Task goal — In the copy, include every entry exactly but none of the images.

-- start of Provided records --

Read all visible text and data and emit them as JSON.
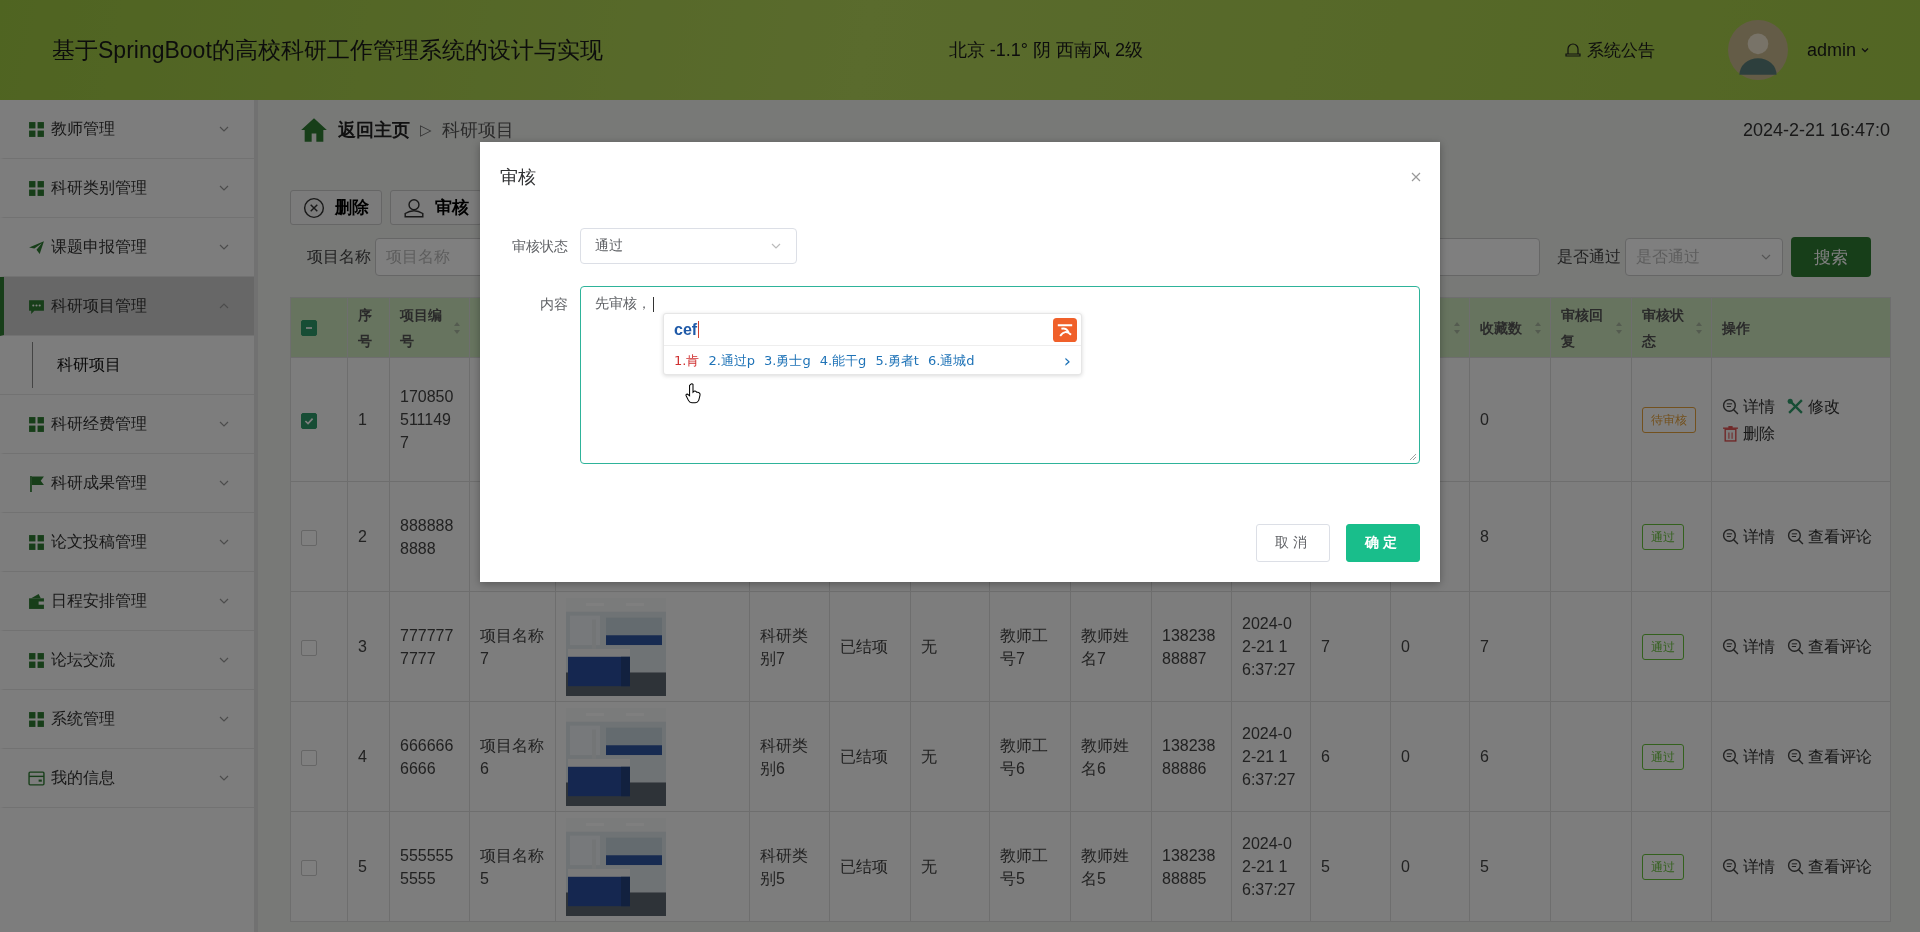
{
  "header": {
    "title": "基于SpringBoot的高校科研工作管理系统的设计与实现",
    "weather": "北京 -1.1° 阴 西南风 2级",
    "notice": "系统公告",
    "user": "admin"
  },
  "sidebar": {
    "items": [
      {
        "label": "教师管理",
        "kind": "grid",
        "expanded": false,
        "selected": false
      },
      {
        "label": "科研类别管理",
        "kind": "grid",
        "expanded": false,
        "selected": false
      },
      {
        "label": "课题申报管理",
        "kind": "plane",
        "expanded": false,
        "selected": false
      },
      {
        "label": "科研项目管理",
        "kind": "chat",
        "expanded": true,
        "selected": true,
        "children": [
          {
            "label": "科研项目",
            "selected": true
          }
        ]
      },
      {
        "label": "科研经费管理",
        "kind": "grid",
        "expanded": false,
        "selected": false
      },
      {
        "label": "科研成果管理",
        "kind": "flag",
        "expanded": false,
        "selected": false
      },
      {
        "label": "论文投稿管理",
        "kind": "grid",
        "expanded": false,
        "selected": false
      },
      {
        "label": "日程安排管理",
        "kind": "wallet",
        "expanded": false,
        "selected": false
      },
      {
        "label": "论坛交流",
        "kind": "grid",
        "expanded": false,
        "selected": false
      },
      {
        "label": "系统管理",
        "kind": "grid",
        "expanded": false,
        "selected": false
      },
      {
        "label": "我的信息",
        "kind": "card",
        "expanded": false,
        "selected": false
      }
    ]
  },
  "breadcrumb": {
    "home": "返回主页",
    "separator": "▷",
    "current": "科研项目"
  },
  "datetime": "2024-2-21 16:47:0",
  "toolbar": [
    {
      "label": "删除",
      "kind": "delete"
    },
    {
      "label": "审核",
      "kind": "review"
    }
  ],
  "search": {
    "fields": [
      {
        "kind": "input",
        "label": "项目名称",
        "placeholder": "项目名称"
      },
      {
        "kind": "input"
      },
      {
        "kind": "select",
        "label": "是否通过",
        "placeholder": "是否通过"
      }
    ],
    "button": "搜索"
  },
  "table": {
    "indeterminate": true,
    "columns": [
      {
        "label": "序号"
      },
      {
        "label": "项目编号",
        "sortable": true
      },
      {},
      {},
      {},
      {},
      {},
      {},
      {},
      {},
      {},
      {},
      {
        "sortable": true
      },
      {
        "label": "收藏数",
        "sortable": true
      },
      {
        "label": "审核回复",
        "sortable": true
      },
      {
        "label": "审核状态",
        "sortable": true
      },
      {
        "label": "操作"
      }
    ],
    "rows": [
      {
        "checked": true,
        "cells": [
          {
            "text": "1"
          },
          {
            "text": "1708505111497"
          },
          {},
          {},
          {},
          {},
          {},
          {},
          {},
          {},
          {},
          {},
          {},
          {
            "text": "0"
          },
          {},
          {
            "kind": "tag-warning",
            "text": "待审核"
          }
        ],
        "actions": [
          {
            "kind": "detail",
            "label": "详情"
          },
          {
            "kind": "tools",
            "label": "修改"
          },
          {
            "kind": "trash",
            "label": "删除"
          }
        ]
      },
      {
        "checked": false,
        "cells": [
          {
            "text": "2"
          },
          {
            "text": "8888888888"
          },
          {},
          {},
          {},
          {},
          {},
          {},
          {},
          {},
          {},
          {},
          {},
          {
            "text": "8"
          },
          {},
          {
            "kind": "tag-success",
            "text": "通过"
          }
        ],
        "actions": [
          {
            "kind": "detail",
            "label": "详情"
          },
          {
            "kind": "detail",
            "label": "查看评论"
          }
        ]
      },
      {
        "checked": false,
        "cells": [
          {
            "text": "3"
          },
          {
            "text": "7777777777"
          },
          {
            "text": "项目名称7"
          },
          {
            "kind": "picture"
          },
          {
            "text": "科研类别7"
          },
          {
            "text": "已结项"
          },
          {
            "text": "无"
          },
          {
            "text": "教师工号7"
          },
          {
            "text": "教师姓名7"
          },
          {
            "text": "13823888887"
          },
          {
            "text": "2024-02-21 16:37:27"
          },
          {
            "text": "7"
          },
          {
            "text": "0"
          },
          {
            "text": "7"
          },
          {},
          {
            "kind": "tag-success",
            "text": "通过"
          }
        ],
        "actions": [
          {
            "kind": "detail",
            "label": "详情"
          },
          {
            "kind": "detail",
            "label": "查看评论"
          }
        ]
      },
      {
        "checked": false,
        "cells": [
          {
            "text": "4"
          },
          {
            "text": "6666666666"
          },
          {
            "text": "项目名称6"
          },
          {
            "kind": "picture"
          },
          {
            "text": "科研类别6"
          },
          {
            "text": "已结项"
          },
          {
            "text": "无"
          },
          {
            "text": "教师工号6"
          },
          {
            "text": "教师姓名6"
          },
          {
            "text": "13823888886"
          },
          {
            "text": "2024-02-21 16:37:27"
          },
          {
            "text": "6"
          },
          {
            "text": "0"
          },
          {
            "text": "6"
          },
          {},
          {
            "kind": "tag-success",
            "text": "通过"
          }
        ],
        "actions": [
          {
            "kind": "detail",
            "label": "详情"
          },
          {
            "kind": "detail",
            "label": "查看评论"
          }
        ]
      },
      {
        "checked": false,
        "cells": [
          {
            "text": "5"
          },
          {
            "text": "5555555555"
          },
          {
            "text": "项目名称5"
          },
          {
            "kind": "picture"
          },
          {
            "text": "科研类别5"
          },
          {
            "text": "已结项"
          },
          {
            "text": "无"
          },
          {
            "text": "教师工号5"
          },
          {
            "text": "教师姓名5"
          },
          {
            "text": "13823888885"
          },
          {
            "text": "2024-02-21 16:37:27"
          },
          {
            "text": "5"
          },
          {
            "text": "0"
          },
          {
            "text": "5"
          },
          {},
          {
            "kind": "tag-success",
            "text": "通过"
          }
        ],
        "actions": [
          {
            "kind": "detail",
            "label": "详情"
          },
          {
            "kind": "detail",
            "label": "查看评论"
          }
        ]
      }
    ]
  },
  "dialog": {
    "title": "审核",
    "fields": [
      {
        "kind": "select",
        "label": "审核状态",
        "value": "通过"
      },
      {
        "kind": "textarea",
        "label": "内容",
        "value": "先审核，",
        "focused": true
      }
    ],
    "ime": {
      "composition": "cef",
      "candidates": [
        {
          "text": "1.肯",
          "selected": true
        },
        {
          "text": "2.通过p",
          "selected": false
        },
        {
          "text": "3.勇士g",
          "selected": false
        },
        {
          "text": "4.能干g",
          "selected": false
        },
        {
          "text": "5.勇者t",
          "selected": false
        },
        {
          "text": "6.通城d",
          "selected": false
        }
      ],
      "next": "›"
    },
    "buttons": [
      {
        "label": "取消",
        "kind": "default"
      },
      {
        "label": "确定",
        "kind": "primary"
      }
    ]
  }
}
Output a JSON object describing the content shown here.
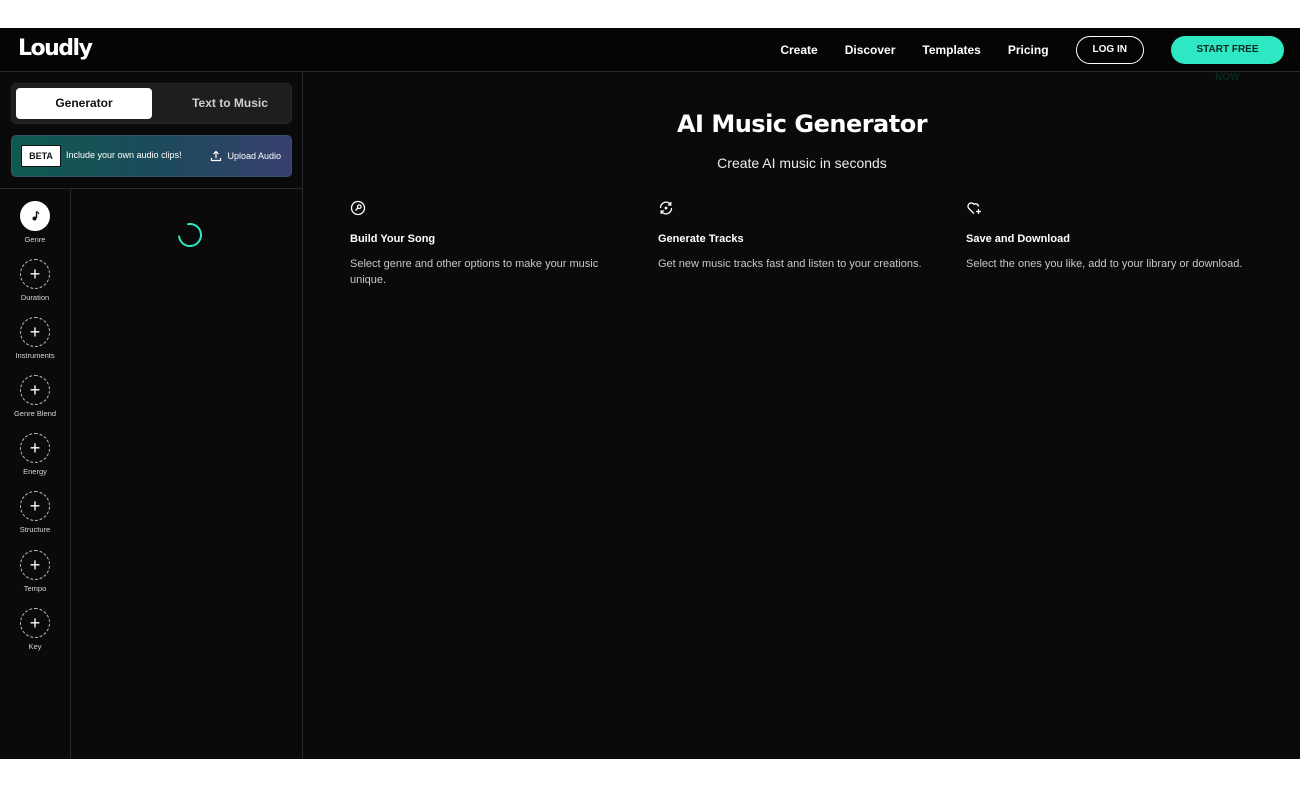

-- end of Provided records --

Complete answer —
Read all visible text and data and emit them as JSON.
{
  "header": {
    "title": "基于SpringBoot的高校科研工作管理系统的设计与实现",
    "weather": "北京 -1.1° 阴 西南风 2级",
    "notice": "系统公告",
    "user": "admin"
  },
  "sidebar": {
    "items": [
      {
        "label": "教师管理",
        "kind": "grid",
        "expanded": false,
        "selected": false
      },
      {
        "label": "科研类别管理",
        "kind": "grid",
        "expanded": false,
        "selected": false
      },
      {
        "label": "课题申报管理",
        "kind": "plane",
        "expanded": false,
        "selected": false
      },
      {
        "label": "科研项目管理",
        "kind": "chat",
        "expanded": true,
        "selected": true,
        "children": [
          {
            "label": "科研项目",
            "selected": true
          }
        ]
      },
      {
        "label": "科研经费管理",
        "kind": "grid",
        "expanded": false,
        "selected": false
      },
      {
        "label": "科研成果管理",
        "kind": "flag",
        "expanded": false,
        "selected": false
      },
      {
        "label": "论文投稿管理",
        "kind": "grid",
        "expanded": false,
        "selected": false
      },
      {
        "label": "日程安排管理",
        "kind": "wallet",
        "expanded": false,
        "selected": false
      },
      {
        "label": "论坛交流",
        "kind": "grid",
        "expanded": false,
        "selected": false
      },
      {
        "label": "系统管理",
        "kind": "grid",
        "expanded": false,
        "selected": false
      },
      {
        "label": "我的信息",
        "kind": "card",
        "expanded": false,
        "selected": false
      }
    ]
  },
  "breadcrumb": {
    "home": "返回主页",
    "separator": "▷",
    "current": "科研项目"
  },
  "datetime": "2024-2-21 16:47:0",
  "toolbar": [
    {
      "label": "删除",
      "kind": "delete"
    },
    {
      "label": "审核",
      "kind": "review"
    }
  ],
  "search": {
    "fields": [
      {
        "kind": "input",
        "label": "项目名称",
        "placeholder": "项目名称"
      },
      {
        "kind": "input"
      },
      {
        "kind": "select",
        "label": "是否通过",
        "placeholder": "是否通过"
      }
    ],
    "button": "搜索"
  },
  "table": {
    "indeterminate": true,
    "columns": [
      {
        "label": "序号"
      },
      {
        "label": "项目编号",
        "sortable": true
      },
      {},
      {},
      {},
      {},
      {},
      {},
      {},
      {},
      {},
      {},
      {
        "sortable": true
      },
      {
        "label": "收藏数",
        "sortable": true
      },
      {
        "label": "审核回复",
        "sortable": true
      },
      {
        "label": "审核状态",
        "sortable": true
      },
      {
        "label": "操作"
      }
    ],
    "rows": [
      {
        "checked": true,
        "cells": [
          {
            "text": "1"
          },
          {
            "text": "1708505111497"
          },
          {},
          {},
          {},
          {},
          {},
          {},
          {},
          {},
          {},
          {},
          {},
          {
            "text": "0"
          },
          {},
          {
            "kind": "tag-warning",
            "text": "待审核"
          }
        ],
        "actions": [
          {
            "kind": "detail",
            "label": "详情"
          },
          {
            "kind": "tools",
            "label": "修改"
          },
          {
            "kind": "trash",
            "label": "删除"
          }
        ]
      },
      {
        "checked": false,
        "cells": [
          {
            "text": "2"
          },
          {
            "text": "8888888888"
          },
          {},
          {},
          {},
          {},
          {},
          {},
          {},
          {},
          {},
          {},
          {},
          {
            "text": "8"
          },
          {},
          {
            "kind": "tag-success",
            "text": "通过"
          }
        ],
        "actions": [
          {
            "kind": "detail",
            "label": "详情"
          },
          {
            "kind": "detail",
            "label": "查看评论"
          }
        ]
      },
      {
        "checked": false,
        "cells": [
          {
            "text": "3"
          },
          {
            "text": "7777777777"
          },
          {
            "text": "项目名称7"
          },
          {
            "kind": "picture"
          },
          {
            "text": "科研类别7"
          },
          {
            "text": "已结项"
          },
          {
            "text": "无"
          },
          {
            "text": "教师工号7"
          },
          {
            "text": "教师姓名7"
          },
          {
            "text": "13823888887"
          },
          {
            "text": "2024-02-21 16:37:27"
          },
          {
            "text": "7"
          },
          {
            "text": "0"
          },
          {
            "text": "7"
          },
          {},
          {
            "kind": "tag-success",
            "text": "通过"
          }
        ],
        "actions": [
          {
            "kind": "detail",
            "label": "详情"
          },
          {
            "kind": "detail",
            "label": "查看评论"
          }
        ]
      },
      {
        "checked": false,
        "cells": [
          {
            "text": "4"
          },
          {
            "text": "6666666666"
          },
          {
            "text": "项目名称6"
          },
          {
            "kind": "picture"
          },
          {
            "text": "科研类别6"
          },
          {
            "text": "已结项"
          },
          {
            "text": "无"
          },
          {
            "text": "教师工号6"
          },
          {
            "text": "教师姓名6"
          },
          {
            "text": "13823888886"
          },
          {
            "text": "2024-02-21 16:37:27"
          },
          {
            "text": "6"
          },
          {
            "text": "0"
          },
          {
            "text": "6"
          },
          {},
          {
            "kind": "tag-success",
            "text": "通过"
          }
        ],
        "actions": [
          {
            "kind": "detail",
            "label": "详情"
          },
          {
            "kind": "detail",
            "label": "查看评论"
          }
        ]
      },
      {
        "checked": false,
        "cells": [
          {
            "text": "5"
          },
          {
            "text": "5555555555"
          },
          {
            "text": "项目名称5"
          },
          {
            "kind": "picture"
          },
          {
            "text": "科研类别5"
          },
          {
            "text": "已结项"
          },
          {
            "text": "无"
          },
          {
            "text": "教师工号5"
          },
          {
            "text": "教师姓名5"
          },
          {
            "text": "13823888885"
          },
          {
            "text": "2024-02-21 16:37:27"
          },
          {
            "text": "5"
          },
          {
            "text": "0"
          },
          {
            "text": "5"
          },
          {},
          {
            "kind": "tag-success",
            "text": "通过"
          }
        ],
        "actions": [
          {
            "kind": "detail",
            "label": "详情"
          },
          {
            "kind": "detail",
            "label": "查看评论"
          }
        ]
      }
    ]
  },
  "dialog": {
    "title": "审核",
    "fields": [
      {
        "kind": "select",
        "label": "审核状态",
        "value": "通过"
      },
      {
        "kind": "textarea",
        "label": "内容",
        "value": "先审核，",
        "focused": true
      }
    ],
    "ime": {
      "composition": "cef",
      "candidates": [
        {
          "text": "1.肯",
          "selected": true
        },
        {
          "text": "2.通过p",
          "selected": false
        },
        {
          "text": "3.勇士g",
          "selected": false
        },
        {
          "text": "4.能干g",
          "selected": false
        },
        {
          "text": "5.勇者t",
          "selected": false
        },
        {
          "text": "6.通城d",
          "selected": false
        }
      ],
      "next": "›"
    },
    "buttons": [
      {
        "label": "取消",
        "kind": "default"
      },
      {
        "label": "确定",
        "kind": "primary"
      }
    ]
  }
}
Output a JSON object describing the content shown here.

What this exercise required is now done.